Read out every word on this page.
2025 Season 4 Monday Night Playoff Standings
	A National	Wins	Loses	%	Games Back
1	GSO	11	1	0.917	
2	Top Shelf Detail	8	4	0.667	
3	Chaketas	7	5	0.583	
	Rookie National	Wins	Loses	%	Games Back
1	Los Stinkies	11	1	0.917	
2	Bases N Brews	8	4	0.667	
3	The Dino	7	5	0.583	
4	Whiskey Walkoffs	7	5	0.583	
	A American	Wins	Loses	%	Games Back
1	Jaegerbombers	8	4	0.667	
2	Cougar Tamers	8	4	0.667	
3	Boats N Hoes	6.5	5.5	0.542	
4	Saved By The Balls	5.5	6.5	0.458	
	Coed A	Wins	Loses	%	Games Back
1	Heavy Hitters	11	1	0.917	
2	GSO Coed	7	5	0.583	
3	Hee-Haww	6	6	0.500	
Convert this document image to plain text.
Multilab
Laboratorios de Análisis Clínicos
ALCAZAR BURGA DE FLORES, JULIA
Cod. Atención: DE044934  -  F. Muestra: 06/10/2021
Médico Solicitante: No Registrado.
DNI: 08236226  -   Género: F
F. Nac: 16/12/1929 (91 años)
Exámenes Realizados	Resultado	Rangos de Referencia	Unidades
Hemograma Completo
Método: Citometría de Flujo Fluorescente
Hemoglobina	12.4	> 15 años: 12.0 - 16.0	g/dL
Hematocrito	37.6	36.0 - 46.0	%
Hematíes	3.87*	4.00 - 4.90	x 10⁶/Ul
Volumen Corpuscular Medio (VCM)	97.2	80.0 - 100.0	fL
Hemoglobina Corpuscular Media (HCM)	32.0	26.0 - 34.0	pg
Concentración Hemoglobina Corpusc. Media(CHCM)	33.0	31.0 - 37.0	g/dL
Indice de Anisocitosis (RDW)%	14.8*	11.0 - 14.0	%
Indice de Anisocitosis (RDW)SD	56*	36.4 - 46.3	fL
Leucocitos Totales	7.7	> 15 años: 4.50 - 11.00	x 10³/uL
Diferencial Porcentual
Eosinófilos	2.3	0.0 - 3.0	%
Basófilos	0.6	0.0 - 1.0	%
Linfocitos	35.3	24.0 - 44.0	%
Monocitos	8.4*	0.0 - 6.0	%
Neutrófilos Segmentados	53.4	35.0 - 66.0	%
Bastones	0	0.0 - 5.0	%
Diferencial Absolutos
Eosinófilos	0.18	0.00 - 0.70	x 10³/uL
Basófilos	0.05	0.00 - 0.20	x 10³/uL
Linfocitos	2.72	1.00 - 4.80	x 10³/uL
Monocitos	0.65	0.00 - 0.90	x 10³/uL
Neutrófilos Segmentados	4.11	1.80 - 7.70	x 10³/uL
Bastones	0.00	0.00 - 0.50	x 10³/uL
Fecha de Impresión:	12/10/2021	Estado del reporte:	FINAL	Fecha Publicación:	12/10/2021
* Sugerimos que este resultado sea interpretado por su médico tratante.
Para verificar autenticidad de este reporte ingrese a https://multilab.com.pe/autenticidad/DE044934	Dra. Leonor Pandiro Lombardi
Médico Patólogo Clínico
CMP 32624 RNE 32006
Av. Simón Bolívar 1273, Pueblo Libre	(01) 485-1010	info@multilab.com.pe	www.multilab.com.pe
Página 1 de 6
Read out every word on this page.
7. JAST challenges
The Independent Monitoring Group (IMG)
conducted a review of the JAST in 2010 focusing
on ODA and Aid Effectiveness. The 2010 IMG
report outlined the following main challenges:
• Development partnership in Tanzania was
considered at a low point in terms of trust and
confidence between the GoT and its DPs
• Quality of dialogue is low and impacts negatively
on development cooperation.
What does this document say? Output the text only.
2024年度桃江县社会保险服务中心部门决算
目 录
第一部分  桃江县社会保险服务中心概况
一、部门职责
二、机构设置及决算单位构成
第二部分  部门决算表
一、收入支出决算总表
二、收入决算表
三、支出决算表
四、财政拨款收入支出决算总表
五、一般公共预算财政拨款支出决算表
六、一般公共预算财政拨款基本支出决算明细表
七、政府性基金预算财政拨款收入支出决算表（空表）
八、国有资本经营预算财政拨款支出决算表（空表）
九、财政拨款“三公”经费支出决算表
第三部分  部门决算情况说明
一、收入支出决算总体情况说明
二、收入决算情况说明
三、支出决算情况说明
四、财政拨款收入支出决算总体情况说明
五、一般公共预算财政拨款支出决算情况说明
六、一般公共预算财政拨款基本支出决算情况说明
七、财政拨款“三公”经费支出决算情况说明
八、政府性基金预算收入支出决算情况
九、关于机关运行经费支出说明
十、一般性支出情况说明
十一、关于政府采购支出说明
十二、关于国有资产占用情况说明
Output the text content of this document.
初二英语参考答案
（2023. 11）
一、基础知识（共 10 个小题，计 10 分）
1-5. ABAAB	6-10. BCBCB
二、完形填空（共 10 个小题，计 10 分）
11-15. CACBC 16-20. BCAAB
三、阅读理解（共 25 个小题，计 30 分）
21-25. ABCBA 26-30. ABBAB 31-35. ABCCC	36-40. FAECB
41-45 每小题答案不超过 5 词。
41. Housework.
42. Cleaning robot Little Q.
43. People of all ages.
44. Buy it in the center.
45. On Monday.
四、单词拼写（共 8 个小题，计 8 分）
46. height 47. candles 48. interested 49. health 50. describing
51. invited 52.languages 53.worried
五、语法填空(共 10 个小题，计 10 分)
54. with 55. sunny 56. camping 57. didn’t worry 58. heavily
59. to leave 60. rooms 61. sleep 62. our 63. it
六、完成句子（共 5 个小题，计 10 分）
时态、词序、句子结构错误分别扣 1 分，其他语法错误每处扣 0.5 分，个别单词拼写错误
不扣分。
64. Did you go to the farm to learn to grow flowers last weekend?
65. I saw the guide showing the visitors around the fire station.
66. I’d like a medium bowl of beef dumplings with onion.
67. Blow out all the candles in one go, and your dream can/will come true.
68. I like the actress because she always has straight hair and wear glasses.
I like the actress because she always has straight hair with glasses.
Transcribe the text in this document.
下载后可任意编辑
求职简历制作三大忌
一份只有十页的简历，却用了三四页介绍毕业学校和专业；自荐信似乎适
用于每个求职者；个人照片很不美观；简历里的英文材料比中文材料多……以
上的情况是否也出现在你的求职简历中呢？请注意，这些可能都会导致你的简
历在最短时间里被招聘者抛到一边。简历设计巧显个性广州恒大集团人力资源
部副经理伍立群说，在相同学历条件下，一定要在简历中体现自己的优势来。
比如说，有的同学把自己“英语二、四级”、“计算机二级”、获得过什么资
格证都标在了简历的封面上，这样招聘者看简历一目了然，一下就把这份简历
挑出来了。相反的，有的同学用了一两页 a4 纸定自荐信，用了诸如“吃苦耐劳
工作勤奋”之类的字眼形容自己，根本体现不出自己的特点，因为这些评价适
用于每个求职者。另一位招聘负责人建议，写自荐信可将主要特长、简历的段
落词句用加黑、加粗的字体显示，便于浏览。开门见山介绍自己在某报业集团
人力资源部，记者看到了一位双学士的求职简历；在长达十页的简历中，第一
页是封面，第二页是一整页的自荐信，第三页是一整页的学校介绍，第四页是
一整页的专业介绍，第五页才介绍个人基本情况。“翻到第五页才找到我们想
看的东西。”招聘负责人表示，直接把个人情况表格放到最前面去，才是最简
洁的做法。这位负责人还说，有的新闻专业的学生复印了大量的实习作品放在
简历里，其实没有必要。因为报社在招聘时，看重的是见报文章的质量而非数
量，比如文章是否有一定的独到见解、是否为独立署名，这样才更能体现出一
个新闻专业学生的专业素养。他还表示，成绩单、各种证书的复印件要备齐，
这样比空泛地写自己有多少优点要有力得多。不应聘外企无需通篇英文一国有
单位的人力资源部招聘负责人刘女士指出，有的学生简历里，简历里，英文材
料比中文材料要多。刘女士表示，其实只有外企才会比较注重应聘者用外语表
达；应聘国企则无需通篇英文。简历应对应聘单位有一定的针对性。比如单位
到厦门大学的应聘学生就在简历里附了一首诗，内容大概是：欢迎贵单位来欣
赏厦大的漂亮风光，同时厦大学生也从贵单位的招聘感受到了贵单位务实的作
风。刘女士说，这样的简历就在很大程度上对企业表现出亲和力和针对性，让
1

**What this task involves**. Repeat exactly the lines above, starting with the line that contains "Transcribe the text in this document." and ending with the last line, both included, and nothing else.

**Problem solution**.
Transcribe the text in this document.
下载后可任意编辑
求职简历制作三大忌
一份只有十页的简历，却用了三四页介绍毕业学校和专业；自荐信似乎适
用于每个求职者；个人照片很不美观；简历里的英文材料比中文材料多……以
上的情况是否也出现在你的求职简历中呢？请注意，这些可能都会导致你的简
历在最短时间里被招聘者抛到一边。简历设计巧显个性广州恒大集团人力资源
部副经理伍立群说，在相同学历条件下，一定要在简历中体现自己的优势来。
比如说，有的同学把自己“英语二、四级”、“计算机二级”、获得过什么资
格证都标在了简历的封面上，这样招聘者看简历一目了然，一下就把这份简历
挑出来了。相反的，有的同学用了一两页 a4 纸定自荐信，用了诸如“吃苦耐劳
工作勤奋”之类的字眼形容自己，根本体现不出自己的特点，因为这些评价适
用于每个求职者。另一位招聘负责人建议，写自荐信可将主要特长、简历的段
落词句用加黑、加粗的字体显示，便于浏览。开门见山介绍自己在某报业集团
人力资源部，记者看到了一位双学士的求职简历；在长达十页的简历中，第一
页是封面，第二页是一整页的自荐信，第三页是一整页的学校介绍，第四页是
一整页的专业介绍，第五页才介绍个人基本情况。“翻到第五页才找到我们想
看的东西。”招聘负责人表示，直接把个人情况表格放到最前面去，才是最简
洁的做法。这位负责人还说，有的新闻专业的学生复印了大量的实习作品放在
简历里，其实没有必要。因为报社在招聘时，看重的是见报文章的质量而非数
量，比如文章是否有一定的独到见解、是否为独立署名，这样才更能体现出一
个新闻专业学生的专业素养。他还表示，成绩单、各种证书的复印件要备齐，
这样比空泛地写自己有多少优点要有力得多。不应聘外企无需通篇英文一国有
单位的人力资源部招聘负责人刘女士指出，有的学生简历里，简历里，英文材
料比中文材料要多。刘女士表示，其实只有外企才会比较注重应聘者用外语表
达；应聘国企则无需通篇英文。简历应对应聘单位有一定的针对性。比如单位
到厦门大学的应聘学生就在简历里附了一首诗，内容大概是：欢迎贵单位来欣
赏厦大的漂亮风光，同时厦大学生也从贵单位的招聘感受到了贵单位务实的作
风。刘女士说，这样的简历就在很大程度上对企业表现出亲和力和针对性，让
1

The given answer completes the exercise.